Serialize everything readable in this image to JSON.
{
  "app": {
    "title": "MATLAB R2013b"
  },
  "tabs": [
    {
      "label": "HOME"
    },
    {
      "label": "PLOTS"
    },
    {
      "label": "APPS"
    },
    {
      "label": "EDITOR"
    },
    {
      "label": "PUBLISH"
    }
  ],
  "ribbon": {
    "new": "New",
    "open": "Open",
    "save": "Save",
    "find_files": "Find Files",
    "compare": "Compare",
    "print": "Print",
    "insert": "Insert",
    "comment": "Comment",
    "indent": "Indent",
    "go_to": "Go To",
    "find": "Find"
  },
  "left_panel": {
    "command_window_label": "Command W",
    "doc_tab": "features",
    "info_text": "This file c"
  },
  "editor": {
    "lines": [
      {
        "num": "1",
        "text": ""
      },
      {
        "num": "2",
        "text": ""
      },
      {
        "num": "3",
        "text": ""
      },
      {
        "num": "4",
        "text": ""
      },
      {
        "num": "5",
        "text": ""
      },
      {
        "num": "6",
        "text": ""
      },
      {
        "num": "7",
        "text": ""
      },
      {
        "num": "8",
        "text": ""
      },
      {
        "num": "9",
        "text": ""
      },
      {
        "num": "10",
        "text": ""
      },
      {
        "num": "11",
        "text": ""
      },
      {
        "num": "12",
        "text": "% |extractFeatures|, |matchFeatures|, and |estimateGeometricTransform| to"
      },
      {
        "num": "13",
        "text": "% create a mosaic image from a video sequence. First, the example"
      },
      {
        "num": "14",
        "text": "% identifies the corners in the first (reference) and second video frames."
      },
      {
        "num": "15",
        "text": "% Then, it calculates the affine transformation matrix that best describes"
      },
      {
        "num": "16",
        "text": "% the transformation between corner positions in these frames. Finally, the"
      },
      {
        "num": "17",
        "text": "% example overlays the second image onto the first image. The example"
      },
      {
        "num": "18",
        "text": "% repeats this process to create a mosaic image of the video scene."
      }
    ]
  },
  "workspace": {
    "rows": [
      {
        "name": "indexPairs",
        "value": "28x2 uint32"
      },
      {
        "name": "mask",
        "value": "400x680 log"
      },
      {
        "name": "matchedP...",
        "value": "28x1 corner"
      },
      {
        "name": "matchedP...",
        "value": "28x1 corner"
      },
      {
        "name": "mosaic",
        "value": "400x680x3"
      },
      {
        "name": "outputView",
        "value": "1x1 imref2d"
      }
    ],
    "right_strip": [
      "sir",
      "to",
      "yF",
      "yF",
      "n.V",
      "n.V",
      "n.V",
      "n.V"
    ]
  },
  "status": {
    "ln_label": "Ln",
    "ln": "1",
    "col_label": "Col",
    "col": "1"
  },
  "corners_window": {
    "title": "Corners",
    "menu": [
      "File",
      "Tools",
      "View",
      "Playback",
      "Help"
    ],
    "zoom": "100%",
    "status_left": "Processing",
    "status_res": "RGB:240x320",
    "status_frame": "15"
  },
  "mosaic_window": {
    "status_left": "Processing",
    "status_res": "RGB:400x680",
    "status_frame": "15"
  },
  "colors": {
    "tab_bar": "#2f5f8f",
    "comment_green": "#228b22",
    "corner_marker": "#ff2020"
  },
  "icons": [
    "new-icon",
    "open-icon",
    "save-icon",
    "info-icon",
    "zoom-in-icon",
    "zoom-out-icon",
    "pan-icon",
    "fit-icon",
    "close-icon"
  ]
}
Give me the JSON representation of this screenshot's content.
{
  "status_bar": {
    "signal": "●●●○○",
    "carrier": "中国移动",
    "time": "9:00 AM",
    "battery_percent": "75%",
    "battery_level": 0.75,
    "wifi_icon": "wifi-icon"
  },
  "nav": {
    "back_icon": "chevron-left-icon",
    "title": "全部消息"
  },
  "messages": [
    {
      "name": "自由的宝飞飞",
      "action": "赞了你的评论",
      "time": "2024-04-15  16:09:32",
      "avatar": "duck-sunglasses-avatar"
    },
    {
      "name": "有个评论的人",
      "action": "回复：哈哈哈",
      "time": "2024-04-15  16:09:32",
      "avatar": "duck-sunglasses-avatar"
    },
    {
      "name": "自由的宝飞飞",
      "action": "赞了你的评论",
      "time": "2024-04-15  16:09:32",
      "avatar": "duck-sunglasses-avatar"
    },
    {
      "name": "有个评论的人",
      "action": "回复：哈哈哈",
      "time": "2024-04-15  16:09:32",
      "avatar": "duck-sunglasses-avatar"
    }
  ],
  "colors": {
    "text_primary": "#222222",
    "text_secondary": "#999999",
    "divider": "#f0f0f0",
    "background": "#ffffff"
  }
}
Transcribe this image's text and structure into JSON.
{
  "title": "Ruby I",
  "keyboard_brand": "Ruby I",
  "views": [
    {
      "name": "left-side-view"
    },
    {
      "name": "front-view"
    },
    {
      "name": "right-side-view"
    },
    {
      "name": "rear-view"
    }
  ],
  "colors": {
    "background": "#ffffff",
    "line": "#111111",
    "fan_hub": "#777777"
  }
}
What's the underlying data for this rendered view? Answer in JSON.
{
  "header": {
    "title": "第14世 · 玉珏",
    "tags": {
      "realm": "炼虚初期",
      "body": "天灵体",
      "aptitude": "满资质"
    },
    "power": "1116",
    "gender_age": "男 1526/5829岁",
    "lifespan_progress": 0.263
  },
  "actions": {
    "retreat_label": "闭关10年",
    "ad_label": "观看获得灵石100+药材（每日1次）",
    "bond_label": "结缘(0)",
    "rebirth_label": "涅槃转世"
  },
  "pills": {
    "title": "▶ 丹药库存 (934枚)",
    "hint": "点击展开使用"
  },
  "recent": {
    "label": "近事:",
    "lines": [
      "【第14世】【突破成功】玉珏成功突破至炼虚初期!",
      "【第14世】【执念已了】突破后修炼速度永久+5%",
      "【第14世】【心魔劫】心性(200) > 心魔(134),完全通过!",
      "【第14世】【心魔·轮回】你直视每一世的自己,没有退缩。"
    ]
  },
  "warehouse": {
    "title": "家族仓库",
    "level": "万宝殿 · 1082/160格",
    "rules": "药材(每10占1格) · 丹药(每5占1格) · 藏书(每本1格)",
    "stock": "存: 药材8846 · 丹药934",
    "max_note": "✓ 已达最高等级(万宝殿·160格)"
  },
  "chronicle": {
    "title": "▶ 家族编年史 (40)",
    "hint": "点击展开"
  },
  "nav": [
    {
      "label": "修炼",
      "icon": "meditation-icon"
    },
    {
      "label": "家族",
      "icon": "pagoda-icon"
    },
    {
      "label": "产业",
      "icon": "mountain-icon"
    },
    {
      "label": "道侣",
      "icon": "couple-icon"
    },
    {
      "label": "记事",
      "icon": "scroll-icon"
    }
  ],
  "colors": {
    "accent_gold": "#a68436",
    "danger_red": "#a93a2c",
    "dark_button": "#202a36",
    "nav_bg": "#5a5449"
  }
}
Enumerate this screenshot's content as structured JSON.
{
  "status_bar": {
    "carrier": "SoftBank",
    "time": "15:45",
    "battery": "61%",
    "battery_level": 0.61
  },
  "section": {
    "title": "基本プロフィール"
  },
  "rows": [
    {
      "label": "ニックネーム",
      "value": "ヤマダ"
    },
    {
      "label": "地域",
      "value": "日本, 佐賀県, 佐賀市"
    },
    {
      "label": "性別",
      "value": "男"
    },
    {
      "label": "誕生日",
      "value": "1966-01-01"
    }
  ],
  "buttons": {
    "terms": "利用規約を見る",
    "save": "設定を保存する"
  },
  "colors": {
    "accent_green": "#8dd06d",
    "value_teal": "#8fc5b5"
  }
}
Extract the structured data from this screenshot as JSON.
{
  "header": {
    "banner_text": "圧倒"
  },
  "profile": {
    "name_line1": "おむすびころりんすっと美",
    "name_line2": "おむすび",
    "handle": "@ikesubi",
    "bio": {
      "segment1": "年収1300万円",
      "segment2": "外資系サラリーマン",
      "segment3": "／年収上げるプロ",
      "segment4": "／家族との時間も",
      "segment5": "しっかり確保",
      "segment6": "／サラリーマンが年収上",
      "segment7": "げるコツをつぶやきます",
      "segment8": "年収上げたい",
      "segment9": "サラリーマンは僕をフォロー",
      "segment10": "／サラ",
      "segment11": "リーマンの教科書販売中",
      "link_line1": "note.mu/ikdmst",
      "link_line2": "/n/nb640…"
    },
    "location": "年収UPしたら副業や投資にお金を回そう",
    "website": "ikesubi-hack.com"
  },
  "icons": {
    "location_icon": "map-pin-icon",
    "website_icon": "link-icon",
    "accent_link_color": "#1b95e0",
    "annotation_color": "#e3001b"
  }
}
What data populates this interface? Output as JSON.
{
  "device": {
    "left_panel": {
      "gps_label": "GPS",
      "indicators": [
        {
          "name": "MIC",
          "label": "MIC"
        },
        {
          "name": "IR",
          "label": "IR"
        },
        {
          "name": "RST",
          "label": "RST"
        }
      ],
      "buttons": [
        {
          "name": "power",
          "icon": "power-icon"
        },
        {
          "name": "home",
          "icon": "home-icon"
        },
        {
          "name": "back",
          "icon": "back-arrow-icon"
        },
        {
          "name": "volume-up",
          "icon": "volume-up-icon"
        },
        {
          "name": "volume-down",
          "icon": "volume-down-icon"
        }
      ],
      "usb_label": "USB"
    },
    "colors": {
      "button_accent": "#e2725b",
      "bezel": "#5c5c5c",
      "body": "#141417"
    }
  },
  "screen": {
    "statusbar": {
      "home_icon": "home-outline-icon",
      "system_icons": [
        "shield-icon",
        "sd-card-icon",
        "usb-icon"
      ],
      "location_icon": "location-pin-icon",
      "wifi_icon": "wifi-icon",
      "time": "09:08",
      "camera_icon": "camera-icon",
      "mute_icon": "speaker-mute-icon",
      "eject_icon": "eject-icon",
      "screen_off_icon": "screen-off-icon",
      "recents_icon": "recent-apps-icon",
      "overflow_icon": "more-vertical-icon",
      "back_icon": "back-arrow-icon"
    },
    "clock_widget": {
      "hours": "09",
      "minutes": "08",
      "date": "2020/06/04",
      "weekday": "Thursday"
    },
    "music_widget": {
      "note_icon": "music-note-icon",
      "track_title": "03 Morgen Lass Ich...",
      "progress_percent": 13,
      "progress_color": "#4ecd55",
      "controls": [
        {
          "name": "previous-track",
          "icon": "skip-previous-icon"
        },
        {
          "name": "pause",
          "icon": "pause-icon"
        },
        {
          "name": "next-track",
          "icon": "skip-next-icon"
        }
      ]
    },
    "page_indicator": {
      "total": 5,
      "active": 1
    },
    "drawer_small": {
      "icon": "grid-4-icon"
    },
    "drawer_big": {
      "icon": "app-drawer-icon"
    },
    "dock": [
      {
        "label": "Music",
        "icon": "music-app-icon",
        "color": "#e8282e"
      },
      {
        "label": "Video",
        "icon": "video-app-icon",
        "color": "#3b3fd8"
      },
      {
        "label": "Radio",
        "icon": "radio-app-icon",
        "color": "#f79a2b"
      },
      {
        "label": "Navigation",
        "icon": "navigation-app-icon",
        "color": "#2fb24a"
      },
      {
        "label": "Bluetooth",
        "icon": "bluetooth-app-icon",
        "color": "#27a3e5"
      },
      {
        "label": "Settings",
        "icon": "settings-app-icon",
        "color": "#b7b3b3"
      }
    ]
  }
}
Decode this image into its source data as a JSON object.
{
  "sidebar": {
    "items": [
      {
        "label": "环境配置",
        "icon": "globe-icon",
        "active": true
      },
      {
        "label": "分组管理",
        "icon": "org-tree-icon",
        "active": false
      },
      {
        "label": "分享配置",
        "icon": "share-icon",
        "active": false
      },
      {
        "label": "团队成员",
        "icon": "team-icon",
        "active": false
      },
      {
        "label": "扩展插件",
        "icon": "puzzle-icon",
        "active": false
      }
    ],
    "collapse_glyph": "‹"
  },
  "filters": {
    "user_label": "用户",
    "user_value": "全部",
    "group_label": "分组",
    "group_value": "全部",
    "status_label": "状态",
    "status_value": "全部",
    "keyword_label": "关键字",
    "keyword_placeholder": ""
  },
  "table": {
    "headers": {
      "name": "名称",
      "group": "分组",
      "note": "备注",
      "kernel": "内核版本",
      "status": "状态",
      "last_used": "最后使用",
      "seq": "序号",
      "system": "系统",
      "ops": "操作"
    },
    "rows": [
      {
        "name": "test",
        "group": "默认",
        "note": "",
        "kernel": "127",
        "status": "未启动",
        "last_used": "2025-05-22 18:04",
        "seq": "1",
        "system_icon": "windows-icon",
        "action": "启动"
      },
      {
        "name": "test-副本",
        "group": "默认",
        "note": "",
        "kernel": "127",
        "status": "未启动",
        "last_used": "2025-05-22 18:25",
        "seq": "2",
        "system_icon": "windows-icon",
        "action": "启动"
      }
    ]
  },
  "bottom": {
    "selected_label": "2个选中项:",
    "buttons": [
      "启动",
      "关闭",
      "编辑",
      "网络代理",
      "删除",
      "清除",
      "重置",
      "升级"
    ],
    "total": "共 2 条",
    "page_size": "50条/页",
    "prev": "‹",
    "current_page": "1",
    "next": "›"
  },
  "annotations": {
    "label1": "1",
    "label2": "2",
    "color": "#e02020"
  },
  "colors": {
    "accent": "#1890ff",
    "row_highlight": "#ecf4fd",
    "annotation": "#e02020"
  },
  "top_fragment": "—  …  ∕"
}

Short exercise:
Copy each line above that contains the word "arrow".

Solved problem:
          "icon": "back-arrow-icon"
      "back_icon": "back-arrow-icon"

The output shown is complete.